Work required
Restate all of the entries exactly, dropping any pictures they hold.

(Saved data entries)

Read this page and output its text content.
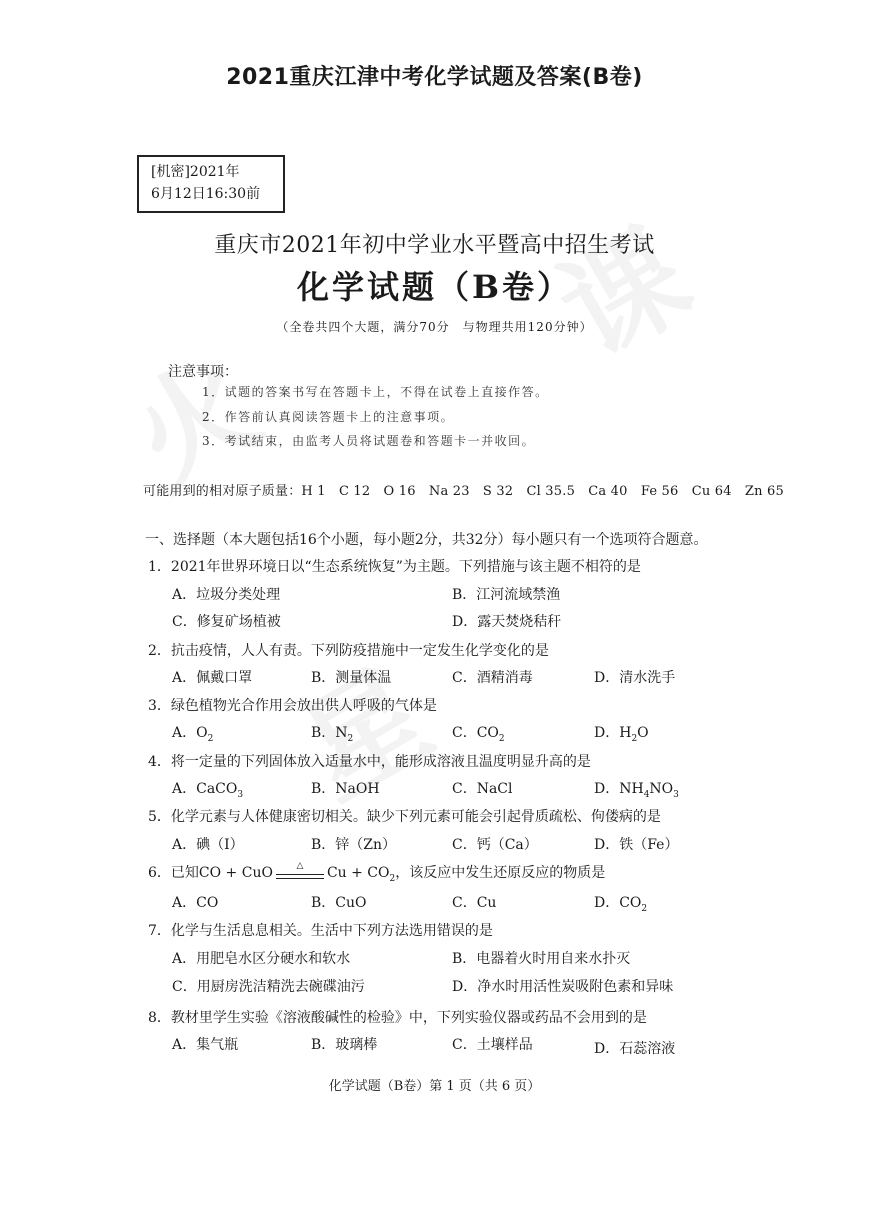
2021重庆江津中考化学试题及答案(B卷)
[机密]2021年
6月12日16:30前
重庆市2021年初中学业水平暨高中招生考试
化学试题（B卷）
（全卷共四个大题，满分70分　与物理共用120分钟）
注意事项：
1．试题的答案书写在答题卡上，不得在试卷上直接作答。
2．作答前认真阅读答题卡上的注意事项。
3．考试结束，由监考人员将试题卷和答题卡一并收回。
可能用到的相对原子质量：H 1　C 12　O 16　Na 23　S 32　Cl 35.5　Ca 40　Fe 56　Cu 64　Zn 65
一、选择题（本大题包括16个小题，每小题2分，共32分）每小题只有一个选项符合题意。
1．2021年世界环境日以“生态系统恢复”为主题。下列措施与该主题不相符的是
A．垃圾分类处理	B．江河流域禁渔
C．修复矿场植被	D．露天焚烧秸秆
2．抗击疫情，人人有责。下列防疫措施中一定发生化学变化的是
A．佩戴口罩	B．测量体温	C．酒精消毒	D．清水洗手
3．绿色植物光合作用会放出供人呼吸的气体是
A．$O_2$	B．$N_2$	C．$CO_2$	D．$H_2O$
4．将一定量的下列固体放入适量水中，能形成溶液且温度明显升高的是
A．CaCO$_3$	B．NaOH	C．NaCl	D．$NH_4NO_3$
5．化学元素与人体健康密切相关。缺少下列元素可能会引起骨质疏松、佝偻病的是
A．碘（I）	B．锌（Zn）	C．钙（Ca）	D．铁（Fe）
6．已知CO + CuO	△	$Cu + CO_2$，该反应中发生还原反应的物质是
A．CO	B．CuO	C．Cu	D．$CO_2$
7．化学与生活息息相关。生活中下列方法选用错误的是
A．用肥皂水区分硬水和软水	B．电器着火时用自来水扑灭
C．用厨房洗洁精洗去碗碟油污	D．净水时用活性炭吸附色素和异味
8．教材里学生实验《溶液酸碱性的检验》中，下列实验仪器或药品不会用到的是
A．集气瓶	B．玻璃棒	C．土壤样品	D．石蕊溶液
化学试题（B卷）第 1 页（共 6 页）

Exercise solution
Read this page and output its text content.
2021重庆江津中考化学试题及答案(B卷)
[机密]2021年
6月12日16:30前
重庆市2021年初中学业水平暨高中招生考试
化学试题（B卷）
（全卷共四个大题，满分70分　与物理共用120分钟）
注意事项：
1．试题的答案书写在答题卡上，不得在试卷上直接作答。
2．作答前认真阅读答题卡上的注意事项。
3．考试结束，由监考人员将试题卷和答题卡一并收回。
可能用到的相对原子质量：H 1　C 12　O 16　Na 23　S 32　Cl 35.5　Ca 40　Fe 56　Cu 64　Zn 65
一、选择题（本大题包括16个小题，每小题2分，共32分）每小题只有一个选项符合题意。
1．2021年世界环境日以“生态系统恢复”为主题。下列措施与该主题不相符的是
A．垃圾分类处理	B．江河流域禁渔
C．修复矿场植被	D．露天焚烧秸秆
2．抗击疫情，人人有责。下列防疫措施中一定发生化学变化的是
A．佩戴口罩	B．测量体温	C．酒精消毒	D．清水洗手
3．绿色植物光合作用会放出供人呼吸的气体是
A．$O_2$	B．$N_2$	C．$CO_2$	D．$H_2O$
4．将一定量的下列固体放入适量水中，能形成溶液且温度明显升高的是
A．CaCO$_3$	B．NaOH	C．NaCl	D．$NH_4NO_3$
5．化学元素与人体健康密切相关。缺少下列元素可能会引起骨质疏松、佝偻病的是
A．碘（I）	B．锌（Zn）	C．钙（Ca）	D．铁（Fe）
6．已知CO + CuO	△	$Cu + CO_2$，该反应中发生还原反应的物质是
A．CO	B．CuO	C．Cu	D．$CO_2$
7．化学与生活息息相关。生活中下列方法选用错误的是
A．用肥皂水区分硬水和软水	B．电器着火时用自来水扑灭
C．用厨房洗洁精洗去碗碟油污	D．净水时用活性炭吸附色素和异味
8．教材里学生实验《溶液酸碱性的检验》中，下列实验仪器或药品不会用到的是
A．集气瓶	B．玻璃棒	C．土壤样品	D．石蕊溶液
化学试题（B卷）第 1 页（共 6 页）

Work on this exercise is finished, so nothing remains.